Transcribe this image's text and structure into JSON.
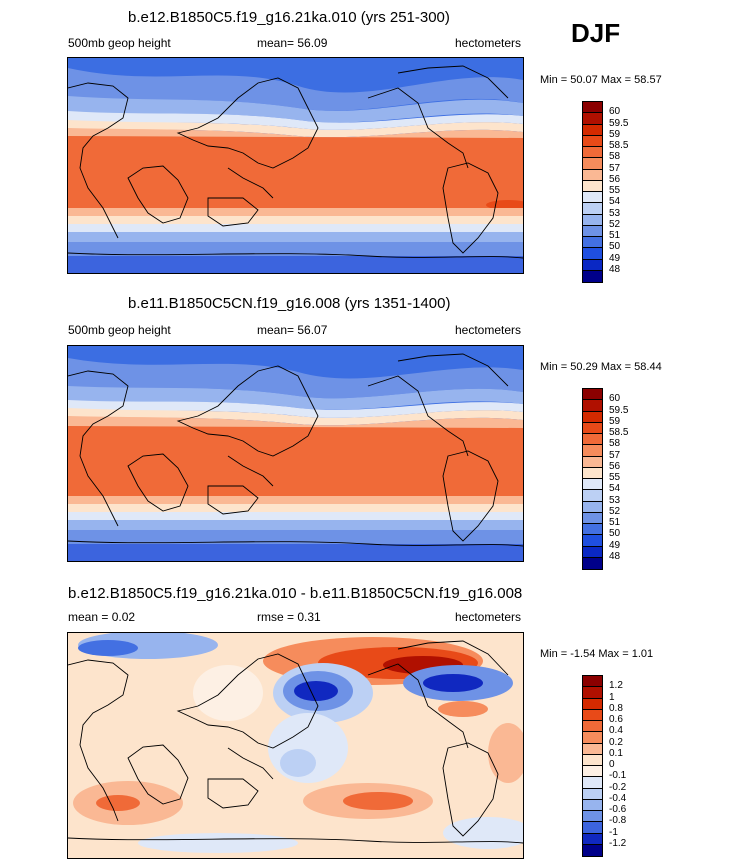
{
  "season": "DJF",
  "panels": [
    {
      "title": "b.e12.B1850C5.f19_g16.21ka.010 (yrs 251-300)",
      "left": "500mb geop height",
      "center": "mean=  56.09",
      "right": "hectometers",
      "minmax": "Min =  50.07 Max =  58.57",
      "colorbar": {
        "labels": [
          "60",
          "59.5",
          "59",
          "58.5",
          "58",
          "57",
          "56",
          "55",
          "54",
          "53",
          "52",
          "51",
          "50",
          "49",
          "48"
        ],
        "colors": [
          "#8b0000",
          "#b01000",
          "#d42a00",
          "#e84a18",
          "#f06a38",
          "#f68c5c",
          "#fab894",
          "#fde4cc",
          "#dfe8f8",
          "#bcd0f4",
          "#97b4ee",
          "#6e92e6",
          "#4370e2",
          "#1f4fe0",
          "#0a28c4",
          "#00008a"
        ]
      }
    },
    {
      "title": "b.e11.B1850C5CN.f19_g16.008 (yrs 1351-1400)",
      "left": "500mb geop height",
      "center": "mean=  56.07",
      "right": "hectometers",
      "minmax": "Min =  50.29 Max =  58.44",
      "colorbar": {
        "labels": [
          "60",
          "59.5",
          "59",
          "58.5",
          "58",
          "57",
          "56",
          "55",
          "54",
          "53",
          "52",
          "51",
          "50",
          "49",
          "48"
        ],
        "colors": [
          "#8b0000",
          "#b01000",
          "#d42a00",
          "#e84a18",
          "#f06a38",
          "#f68c5c",
          "#fab894",
          "#fde4cc",
          "#dfe8f8",
          "#bcd0f4",
          "#97b4ee",
          "#6e92e6",
          "#4370e2",
          "#1f4fe0",
          "#0a28c4",
          "#00008a"
        ]
      }
    },
    {
      "title": "b.e12.B1850C5.f19_g16.21ka.010 - b.e11.B1850C5CN.f19_g16.008",
      "left": "mean =   0.02",
      "center": "rmse =   0.31",
      "right": "hectometers",
      "minmax": "Min =  -1.54 Max =   1.01",
      "colorbar": {
        "labels": [
          "1.2",
          "1",
          "0.8",
          "0.6",
          "0.4",
          "0.2",
          "0.1",
          "0",
          "-0.1",
          "-0.2",
          "-0.4",
          "-0.6",
          "-0.8",
          "-1",
          "-1.2"
        ],
        "colors": [
          "#8b0000",
          "#b01000",
          "#d42a00",
          "#e84a18",
          "#f06a38",
          "#f68c5c",
          "#fab894",
          "#fde4cc",
          "#fdf0e4",
          "#dfe8f8",
          "#bcd0f4",
          "#97b4ee",
          "#6e92e6",
          "#3c64de",
          "#1028c0",
          "#00008a"
        ]
      }
    }
  ]
}
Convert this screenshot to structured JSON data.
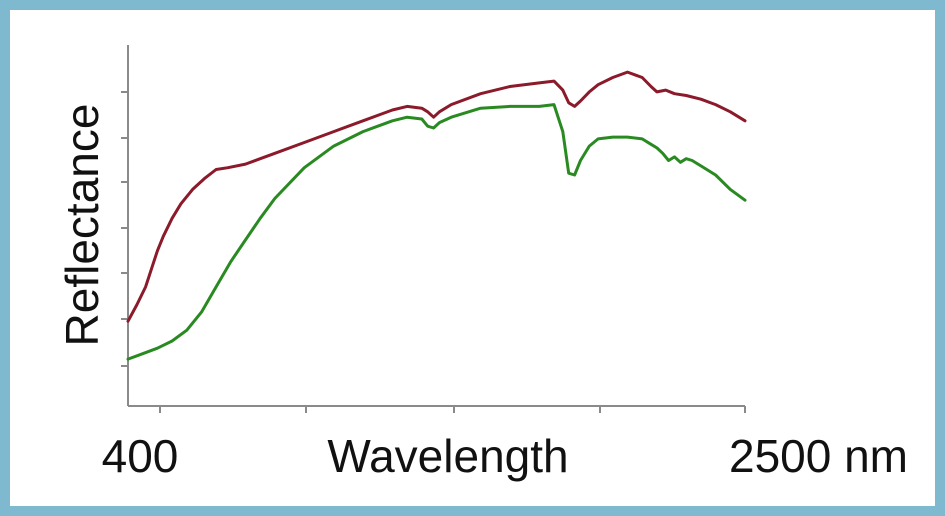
{
  "colors": {
    "frame_border": "#7fb9cf",
    "background": "#ffffff",
    "axis": "#8a8a8a",
    "text": "#111111"
  },
  "chart_data": {
    "type": "line",
    "title": "",
    "ylabel": "Reflectance",
    "xlabel": "Wavelength",
    "x_tick_labels": {
      "min": "400",
      "max": "2500 nm"
    },
    "xlim": [
      400,
      2500
    ],
    "ylim": [
      0,
      1
    ],
    "grid": false,
    "series": [
      {
        "color": "#8b1a2b",
        "x": [
          400,
          430,
          460,
          480,
          500,
          520,
          550,
          580,
          620,
          660,
          700,
          740,
          800,
          850,
          900,
          1000,
          1100,
          1200,
          1300,
          1350,
          1400,
          1420,
          1440,
          1460,
          1500,
          1600,
          1700,
          1800,
          1850,
          1880,
          1900,
          1920,
          1940,
          1970,
          2000,
          2050,
          2100,
          2150,
          2180,
          2200,
          2230,
          2260,
          2300,
          2350,
          2400,
          2450,
          2500
        ],
        "y": [
          0.235,
          0.28,
          0.33,
          0.38,
          0.43,
          0.47,
          0.52,
          0.56,
          0.6,
          0.63,
          0.655,
          0.66,
          0.67,
          0.685,
          0.7,
          0.73,
          0.76,
          0.79,
          0.82,
          0.83,
          0.825,
          0.815,
          0.8,
          0.815,
          0.835,
          0.865,
          0.885,
          0.895,
          0.9,
          0.875,
          0.84,
          0.83,
          0.845,
          0.87,
          0.89,
          0.91,
          0.925,
          0.91,
          0.885,
          0.87,
          0.875,
          0.865,
          0.86,
          0.85,
          0.835,
          0.815,
          0.79
        ]
      },
      {
        "color": "#2a8a22",
        "x": [
          400,
          450,
          500,
          550,
          600,
          650,
          700,
          750,
          800,
          850,
          900,
          1000,
          1100,
          1200,
          1300,
          1350,
          1400,
          1420,
          1440,
          1460,
          1500,
          1600,
          1700,
          1800,
          1850,
          1880,
          1900,
          1920,
          1940,
          1970,
          2000,
          2050,
          2100,
          2150,
          2180,
          2200,
          2220,
          2240,
          2260,
          2280,
          2300,
          2320,
          2350,
          2400,
          2450,
          2500
        ],
        "y": [
          0.13,
          0.145,
          0.16,
          0.18,
          0.21,
          0.26,
          0.33,
          0.4,
          0.46,
          0.52,
          0.575,
          0.66,
          0.72,
          0.76,
          0.79,
          0.8,
          0.795,
          0.775,
          0.77,
          0.785,
          0.8,
          0.825,
          0.83,
          0.83,
          0.835,
          0.76,
          0.645,
          0.64,
          0.68,
          0.72,
          0.74,
          0.745,
          0.745,
          0.74,
          0.725,
          0.715,
          0.7,
          0.68,
          0.69,
          0.675,
          0.685,
          0.68,
          0.665,
          0.64,
          0.6,
          0.57
        ]
      }
    ]
  }
}
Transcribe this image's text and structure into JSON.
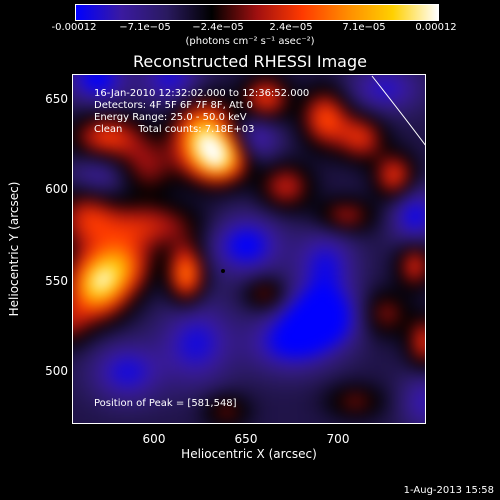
{
  "chart_data": {
    "type": "heatmap",
    "title": "Reconstructed RHESSI Image",
    "xlabel": "Heliocentric X (arcsec)",
    "ylabel": "Heliocentric Y (arcsec)",
    "xlim": [
      557,
      746
    ],
    "ylim": [
      473,
      663
    ],
    "xticks": [
      "600",
      "650",
      "700"
    ],
    "yticks": [
      "650",
      "600",
      "550",
      "500"
    ],
    "colorbar": {
      "ticks": [
        "-0.00012",
        "−7.1e−05",
        "−2.4e−05",
        "2.4e−05",
        "7.1e−05",
        "0.00012"
      ],
      "unit": "(photons cm⁻² s⁻¹ asec⁻²)",
      "range": [
        -0.00012,
        0.00012
      ]
    },
    "peak_position": [
      581,
      548
    ],
    "blobs": [
      {
        "x": 629,
        "y": 625,
        "v": 1.0,
        "sx": 10,
        "sy": 12
      },
      {
        "x": 638,
        "y": 614,
        "v": 0.8,
        "sx": 9,
        "sy": 8
      },
      {
        "x": 575,
        "y": 549,
        "v": 0.95,
        "sx": 10,
        "sy": 11
      },
      {
        "x": 588,
        "y": 560,
        "v": 0.6,
        "sx": 10,
        "sy": 10
      },
      {
        "x": 620,
        "y": 555,
        "v": 0.75,
        "sx": 6,
        "sy": 10
      },
      {
        "x": 600,
        "y": 580,
        "v": 0.45,
        "sx": 18,
        "sy": 8
      },
      {
        "x": 570,
        "y": 585,
        "v": 0.45,
        "sx": 10,
        "sy": 12
      },
      {
        "x": 580,
        "y": 625,
        "v": 0.55,
        "sx": 12,
        "sy": 8
      },
      {
        "x": 600,
        "y": 610,
        "v": 0.35,
        "sx": 10,
        "sy": 10
      },
      {
        "x": 660,
        "y": 645,
        "v": 0.55,
        "sx": 8,
        "sy": 8
      },
      {
        "x": 690,
        "y": 635,
        "v": 0.6,
        "sx": 8,
        "sy": 10
      },
      {
        "x": 708,
        "y": 625,
        "v": 0.5,
        "sx": 8,
        "sy": 8
      },
      {
        "x": 725,
        "y": 605,
        "v": 0.55,
        "sx": 7,
        "sy": 8
      },
      {
        "x": 670,
        "y": 600,
        "v": 0.45,
        "sx": 9,
        "sy": 8
      },
      {
        "x": 700,
        "y": 585,
        "v": 0.4,
        "sx": 10,
        "sy": 6
      },
      {
        "x": 735,
        "y": 560,
        "v": 0.5,
        "sx": 6,
        "sy": 8
      },
      {
        "x": 740,
        "y": 520,
        "v": 0.5,
        "sx": 6,
        "sy": 9
      },
      {
        "x": 720,
        "y": 535,
        "v": 0.35,
        "sx": 8,
        "sy": 8
      },
      {
        "x": 660,
        "y": 545,
        "v": 0.35,
        "sx": 7,
        "sy": 6
      },
      {
        "x": 560,
        "y": 530,
        "v": 0.35,
        "sx": 8,
        "sy": 8
      },
      {
        "x": 640,
        "y": 485,
        "v": 0.3,
        "sx": 8,
        "sy": 6
      },
      {
        "x": 705,
        "y": 490,
        "v": 0.3,
        "sx": 10,
        "sy": 6
      },
      {
        "x": 688,
        "y": 533,
        "v": -0.8,
        "sx": 12,
        "sy": 10
      },
      {
        "x": 672,
        "y": 520,
        "v": -0.5,
        "sx": 14,
        "sy": 10
      },
      {
        "x": 650,
        "y": 570,
        "v": -0.55,
        "sx": 12,
        "sy": 10
      },
      {
        "x": 690,
        "y": 560,
        "v": -0.45,
        "sx": 10,
        "sy": 12
      },
      {
        "x": 625,
        "y": 520,
        "v": -0.45,
        "sx": 12,
        "sy": 14
      },
      {
        "x": 590,
        "y": 505,
        "v": -0.45,
        "sx": 12,
        "sy": 10
      },
      {
        "x": 575,
        "y": 655,
        "v": -0.55,
        "sx": 10,
        "sy": 8
      },
      {
        "x": 612,
        "y": 655,
        "v": -0.45,
        "sx": 10,
        "sy": 8
      },
      {
        "x": 720,
        "y": 650,
        "v": -0.4,
        "sx": 12,
        "sy": 8
      },
      {
        "x": 735,
        "y": 585,
        "v": -0.5,
        "sx": 8,
        "sy": 10
      },
      {
        "x": 575,
        "y": 605,
        "v": -0.35,
        "sx": 10,
        "sy": 8
      },
      {
        "x": 655,
        "y": 625,
        "v": -0.4,
        "sx": 8,
        "sy": 8
      },
      {
        "x": 740,
        "y": 490,
        "v": -0.35,
        "sx": 8,
        "sy": 10
      }
    ]
  },
  "info": {
    "time_range": "16-Jan-2010 12:32:02.000 to 12:36:52.000",
    "detectors": "Detectors: 4F 5F 6F 7F 8F, Att 0",
    "energy": "Energy Range: 25.0 - 50.0 keV",
    "clean": "Clean     Total counts: 7.18E+03"
  },
  "peak_label": "Position of Peak = [581,548]",
  "date_stamp": "1-Aug-2013 15:58",
  "colors": {
    "background": "#000000",
    "colormap_negative": [
      "#0000ff",
      "#3a1aa0",
      "#2a1a60",
      "#000000"
    ],
    "colormap_positive": [
      "#000000",
      "#a01010",
      "#ff3a00",
      "#ff8c00",
      "#ffd000",
      "#ffffff"
    ]
  }
}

§ **What you have to do**: Report how many lines include the word "xlabel". Give nothing but the number.

§ **Full response**: 2